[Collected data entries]

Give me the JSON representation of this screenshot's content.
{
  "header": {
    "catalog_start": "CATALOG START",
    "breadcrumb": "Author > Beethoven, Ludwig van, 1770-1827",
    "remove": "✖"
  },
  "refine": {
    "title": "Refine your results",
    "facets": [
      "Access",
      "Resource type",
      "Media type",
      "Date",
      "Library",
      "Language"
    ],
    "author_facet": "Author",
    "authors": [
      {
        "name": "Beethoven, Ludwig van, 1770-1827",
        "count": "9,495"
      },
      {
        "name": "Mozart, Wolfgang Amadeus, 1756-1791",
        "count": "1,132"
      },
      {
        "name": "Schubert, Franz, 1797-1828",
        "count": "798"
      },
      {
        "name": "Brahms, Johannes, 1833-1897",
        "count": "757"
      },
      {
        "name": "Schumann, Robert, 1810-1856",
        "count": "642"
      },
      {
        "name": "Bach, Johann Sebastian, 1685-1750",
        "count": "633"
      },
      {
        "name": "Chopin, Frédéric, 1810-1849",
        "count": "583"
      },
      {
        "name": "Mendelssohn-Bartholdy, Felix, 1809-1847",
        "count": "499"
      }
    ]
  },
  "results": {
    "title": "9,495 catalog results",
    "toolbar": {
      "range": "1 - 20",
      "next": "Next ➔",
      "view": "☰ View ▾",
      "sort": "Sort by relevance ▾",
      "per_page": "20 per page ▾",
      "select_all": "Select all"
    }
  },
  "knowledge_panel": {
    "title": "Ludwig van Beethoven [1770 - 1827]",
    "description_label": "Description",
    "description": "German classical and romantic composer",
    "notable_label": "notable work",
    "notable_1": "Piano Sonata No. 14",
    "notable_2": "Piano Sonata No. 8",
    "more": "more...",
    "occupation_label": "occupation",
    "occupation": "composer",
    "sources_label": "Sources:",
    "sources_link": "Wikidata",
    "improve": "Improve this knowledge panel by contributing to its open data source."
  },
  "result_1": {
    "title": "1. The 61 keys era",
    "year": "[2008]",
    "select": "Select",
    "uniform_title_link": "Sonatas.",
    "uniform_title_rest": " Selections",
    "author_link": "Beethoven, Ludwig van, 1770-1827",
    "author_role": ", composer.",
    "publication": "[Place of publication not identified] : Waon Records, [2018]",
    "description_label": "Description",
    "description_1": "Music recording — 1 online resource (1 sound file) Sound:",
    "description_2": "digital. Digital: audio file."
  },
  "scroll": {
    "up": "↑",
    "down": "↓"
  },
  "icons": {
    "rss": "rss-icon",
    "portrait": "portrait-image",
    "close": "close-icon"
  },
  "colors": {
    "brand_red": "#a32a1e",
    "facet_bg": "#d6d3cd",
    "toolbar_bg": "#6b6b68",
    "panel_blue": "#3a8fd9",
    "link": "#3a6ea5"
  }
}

Task goal:
Every record should be given again exactly.

Exercise result:
Give me the JSON representation of this screenshot's content.
{
  "header": {
    "catalog_start": "CATALOG START",
    "breadcrumb": "Author > Beethoven, Ludwig van, 1770-1827",
    "remove": "✖"
  },
  "refine": {
    "title": "Refine your results",
    "facets": [
      "Access",
      "Resource type",
      "Media type",
      "Date",
      "Library",
      "Language"
    ],
    "author_facet": "Author",
    "authors": [
      {
        "name": "Beethoven, Ludwig van, 1770-1827",
        "count": "9,495"
      },
      {
        "name": "Mozart, Wolfgang Amadeus, 1756-1791",
        "count": "1,132"
      },
      {
        "name": "Schubert, Franz, 1797-1828",
        "count": "798"
      },
      {
        "name": "Brahms, Johannes, 1833-1897",
        "count": "757"
      },
      {
        "name": "Schumann, Robert, 1810-1856",
        "count": "642"
      },
      {
        "name": "Bach, Johann Sebastian, 1685-1750",
        "count": "633"
      },
      {
        "name": "Chopin, Frédéric, 1810-1849",
        "count": "583"
      },
      {
        "name": "Mendelssohn-Bartholdy, Felix, 1809-1847",
        "count": "499"
      }
    ]
  },
  "results": {
    "title": "9,495 catalog results",
    "toolbar": {
      "range": "1 - 20",
      "next": "Next ➔",
      "view": "☰ View ▾",
      "sort": "Sort by relevance ▾",
      "per_page": "20 per page ▾",
      "select_all": "Select all"
    }
  },
  "knowledge_panel": {
    "title": "Ludwig van Beethoven [1770 - 1827]",
    "description_label": "Description",
    "description": "German classical and romantic composer",
    "notable_label": "notable work",
    "notable_1": "Piano Sonata No. 14",
    "notable_2": "Piano Sonata No. 8",
    "more": "more...",
    "occupation_label": "occupation",
    "occupation": "composer",
    "sources_label": "Sources:",
    "sources_link": "Wikidata",
    "improve": "Improve this knowledge panel by contributing to its open data source."
  },
  "result_1": {
    "title": "1. The 61 keys era",
    "year": "[2008]",
    "select": "Select",
    "uniform_title_link": "Sonatas.",
    "uniform_title_rest": " Selections",
    "author_link": "Beethoven, Ludwig van, 1770-1827",
    "author_role": ", composer.",
    "publication": "[Place of publication not identified] : Waon Records, [2018]",
    "description_label": "Description",
    "description_1": "Music recording — 1 online resource (1 sound file) Sound:",
    "description_2": "digital. Digital: audio file."
  },
  "scroll": {
    "up": "↑",
    "down": "↓"
  },
  "icons": {
    "rss": "rss-icon",
    "portrait": "portrait-image",
    "close": "close-icon"
  },
  "colors": {
    "brand_red": "#a32a1e",
    "facet_bg": "#d6d3cd",
    "toolbar_bg": "#6b6b68",
    "panel_blue": "#3a8fd9",
    "link": "#3a6ea5"
  }
}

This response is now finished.